**Short task:** All records below must be retyped exactly.

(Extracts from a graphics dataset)
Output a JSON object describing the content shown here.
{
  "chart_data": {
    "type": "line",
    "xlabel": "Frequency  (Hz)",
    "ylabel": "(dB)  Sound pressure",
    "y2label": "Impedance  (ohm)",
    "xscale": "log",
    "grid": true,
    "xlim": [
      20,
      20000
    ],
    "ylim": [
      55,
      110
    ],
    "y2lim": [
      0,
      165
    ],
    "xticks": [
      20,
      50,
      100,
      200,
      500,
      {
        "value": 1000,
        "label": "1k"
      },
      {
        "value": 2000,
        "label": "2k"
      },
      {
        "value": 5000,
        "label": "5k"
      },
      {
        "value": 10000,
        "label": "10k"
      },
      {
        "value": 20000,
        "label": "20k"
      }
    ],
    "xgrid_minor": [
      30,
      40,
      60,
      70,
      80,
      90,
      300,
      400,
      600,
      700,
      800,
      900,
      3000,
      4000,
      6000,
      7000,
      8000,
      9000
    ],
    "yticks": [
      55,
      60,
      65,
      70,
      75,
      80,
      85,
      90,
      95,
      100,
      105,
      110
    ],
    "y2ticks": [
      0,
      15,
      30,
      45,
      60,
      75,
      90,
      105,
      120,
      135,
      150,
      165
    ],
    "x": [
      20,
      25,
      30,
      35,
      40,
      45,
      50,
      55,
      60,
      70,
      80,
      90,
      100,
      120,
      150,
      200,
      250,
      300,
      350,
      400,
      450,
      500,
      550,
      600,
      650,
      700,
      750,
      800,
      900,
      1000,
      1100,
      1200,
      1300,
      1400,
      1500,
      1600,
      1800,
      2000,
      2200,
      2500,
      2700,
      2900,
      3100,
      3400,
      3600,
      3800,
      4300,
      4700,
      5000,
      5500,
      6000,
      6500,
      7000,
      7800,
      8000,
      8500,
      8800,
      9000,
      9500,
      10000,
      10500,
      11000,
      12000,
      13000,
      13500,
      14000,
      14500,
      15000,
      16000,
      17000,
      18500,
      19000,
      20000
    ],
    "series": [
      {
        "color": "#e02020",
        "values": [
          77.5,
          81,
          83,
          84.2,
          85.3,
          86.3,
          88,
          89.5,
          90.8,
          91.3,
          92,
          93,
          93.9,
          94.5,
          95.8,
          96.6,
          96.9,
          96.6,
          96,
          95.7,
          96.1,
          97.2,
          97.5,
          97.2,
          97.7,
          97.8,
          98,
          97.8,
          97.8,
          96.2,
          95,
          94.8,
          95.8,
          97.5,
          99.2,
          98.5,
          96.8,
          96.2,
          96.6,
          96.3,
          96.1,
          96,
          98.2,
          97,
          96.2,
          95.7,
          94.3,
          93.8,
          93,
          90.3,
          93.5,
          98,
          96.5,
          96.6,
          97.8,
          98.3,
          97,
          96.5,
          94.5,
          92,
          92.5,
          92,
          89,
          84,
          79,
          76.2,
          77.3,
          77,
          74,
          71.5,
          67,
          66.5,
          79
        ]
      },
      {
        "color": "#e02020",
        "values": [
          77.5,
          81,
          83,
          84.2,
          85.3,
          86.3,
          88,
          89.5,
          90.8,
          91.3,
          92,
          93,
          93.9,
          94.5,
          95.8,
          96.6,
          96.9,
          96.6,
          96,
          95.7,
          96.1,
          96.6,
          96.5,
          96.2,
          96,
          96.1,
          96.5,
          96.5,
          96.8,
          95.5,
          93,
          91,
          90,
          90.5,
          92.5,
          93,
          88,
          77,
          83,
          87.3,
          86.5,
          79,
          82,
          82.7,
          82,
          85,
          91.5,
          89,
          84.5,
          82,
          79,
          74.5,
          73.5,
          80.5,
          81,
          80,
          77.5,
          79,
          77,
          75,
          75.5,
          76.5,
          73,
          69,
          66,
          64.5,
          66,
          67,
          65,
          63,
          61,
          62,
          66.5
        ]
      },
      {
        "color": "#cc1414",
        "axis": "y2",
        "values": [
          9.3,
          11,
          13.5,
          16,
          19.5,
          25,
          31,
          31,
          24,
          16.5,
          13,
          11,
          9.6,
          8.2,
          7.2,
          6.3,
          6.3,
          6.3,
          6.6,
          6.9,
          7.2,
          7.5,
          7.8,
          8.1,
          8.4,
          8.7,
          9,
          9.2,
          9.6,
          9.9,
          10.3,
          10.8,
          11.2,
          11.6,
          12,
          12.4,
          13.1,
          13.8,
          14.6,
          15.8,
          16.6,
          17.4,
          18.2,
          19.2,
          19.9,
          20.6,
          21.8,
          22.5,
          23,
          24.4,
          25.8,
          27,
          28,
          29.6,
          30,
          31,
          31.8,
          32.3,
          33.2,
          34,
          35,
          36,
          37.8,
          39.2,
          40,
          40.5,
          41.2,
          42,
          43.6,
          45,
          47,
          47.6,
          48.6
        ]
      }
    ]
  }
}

**Right answer:**
Output a JSON object describing the content shown here.
{
  "chart_data": {
    "type": "line",
    "xlabel": "Frequency  (Hz)",
    "ylabel": "(dB)  Sound pressure",
    "y2label": "Impedance  (ohm)",
    "xscale": "log",
    "grid": true,
    "xlim": [
      20,
      20000
    ],
    "ylim": [
      55,
      110
    ],
    "y2lim": [
      0,
      165
    ],
    "xticks": [
      20,
      50,
      100,
      200,
      500,
      {
        "value": 1000,
        "label": "1k"
      },
      {
        "value": 2000,
        "label": "2k"
      },
      {
        "value": 5000,
        "label": "5k"
      },
      {
        "value": 10000,
        "label": "10k"
      },
      {
        "value": 20000,
        "label": "20k"
      }
    ],
    "xgrid_minor": [
      30,
      40,
      60,
      70,
      80,
      90,
      300,
      400,
      600,
      700,
      800,
      900,
      3000,
      4000,
      6000,
      7000,
      8000,
      9000
    ],
    "yticks": [
      55,
      60,
      65,
      70,
      75,
      80,
      85,
      90,
      95,
      100,
      105,
      110
    ],
    "y2ticks": [
      0,
      15,
      30,
      45,
      60,
      75,
      90,
      105,
      120,
      135,
      150,
      165
    ],
    "x": [
      20,
      25,
      30,
      35,
      40,
      45,
      50,
      55,
      60,
      70,
      80,
      90,
      100,
      120,
      150,
      200,
      250,
      300,
      350,
      400,
      450,
      500,
      550,
      600,
      650,
      700,
      750,
      800,
      900,
      1000,
      1100,
      1200,
      1300,
      1400,
      1500,
      1600,
      1800,
      2000,
      2200,
      2500,
      2700,
      2900,
      3100,
      3400,
      3600,
      3800,
      4300,
      4700,
      5000,
      5500,
      6000,
      6500,
      7000,
      7800,
      8000,
      8500,
      8800,
      9000,
      9500,
      10000,
      10500,
      11000,
      12000,
      13000,
      13500,
      14000,
      14500,
      15000,
      16000,
      17000,
      18500,
      19000,
      20000
    ],
    "series": [
      {
        "color": "#e02020",
        "values": [
          77.5,
          81,
          83,
          84.2,
          85.3,
          86.3,
          88,
          89.5,
          90.8,
          91.3,
          92,
          93,
          93.9,
          94.5,
          95.8,
          96.6,
          96.9,
          96.6,
          96,
          95.7,
          96.1,
          97.2,
          97.5,
          97.2,
          97.7,
          97.8,
          98,
          97.8,
          97.8,
          96.2,
          95,
          94.8,
          95.8,
          97.5,
          99.2,
          98.5,
          96.8,
          96.2,
          96.6,
          96.3,
          96.1,
          96,
          98.2,
          97,
          96.2,
          95.7,
          94.3,
          93.8,
          93,
          90.3,
          93.5,
          98,
          96.5,
          96.6,
          97.8,
          98.3,
          97,
          96.5,
          94.5,
          92,
          92.5,
          92,
          89,
          84,
          79,
          76.2,
          77.3,
          77,
          74,
          71.5,
          67,
          66.5,
          79
        ]
      },
      {
        "color": "#e02020",
        "values": [
          77.5,
          81,
          83,
          84.2,
          85.3,
          86.3,
          88,
          89.5,
          90.8,
          91.3,
          92,
          93,
          93.9,
          94.5,
          95.8,
          96.6,
          96.9,
          96.6,
          96,
          95.7,
          96.1,
          96.6,
          96.5,
          96.2,
          96,
          96.1,
          96.5,
          96.5,
          96.8,
          95.5,
          93,
          91,
          90,
          90.5,
          92.5,
          93,
          88,
          77,
          83,
          87.3,
          86.5,
          79,
          82,
          82.7,
          82,
          85,
          91.5,
          89,
          84.5,
          82,
          79,
          74.5,
          73.5,
          80.5,
          81,
          80,
          77.5,
          79,
          77,
          75,
          75.5,
          76.5,
          73,
          69,
          66,
          64.5,
          66,
          67,
          65,
          63,
          61,
          62,
          66.5
        ]
      },
      {
        "color": "#cc1414",
        "axis": "y2",
        "values": [
          9.3,
          11,
          13.5,
          16,
          19.5,
          25,
          31,
          31,
          24,
          16.5,
          13,
          11,
          9.6,
          8.2,
          7.2,
          6.3,
          6.3,
          6.3,
          6.6,
          6.9,
          7.2,
          7.5,
          7.8,
          8.1,
          8.4,
          8.7,
          9,
          9.2,
          9.6,
          9.9,
          10.3,
          10.8,
          11.2,
          11.6,
          12,
          12.4,
          13.1,
          13.8,
          14.6,
          15.8,
          16.6,
          17.4,
          18.2,
          19.2,
          19.9,
          20.6,
          21.8,
          22.5,
          23,
          24.4,
          25.8,
          27,
          28,
          29.6,
          30,
          31,
          31.8,
          32.3,
          33.2,
          34,
          35,
          36,
          37.8,
          39.2,
          40,
          40.5,
          41.2,
          42,
          43.6,
          45,
          47,
          47.6,
          48.6
        ]
      }
    ]
  }
}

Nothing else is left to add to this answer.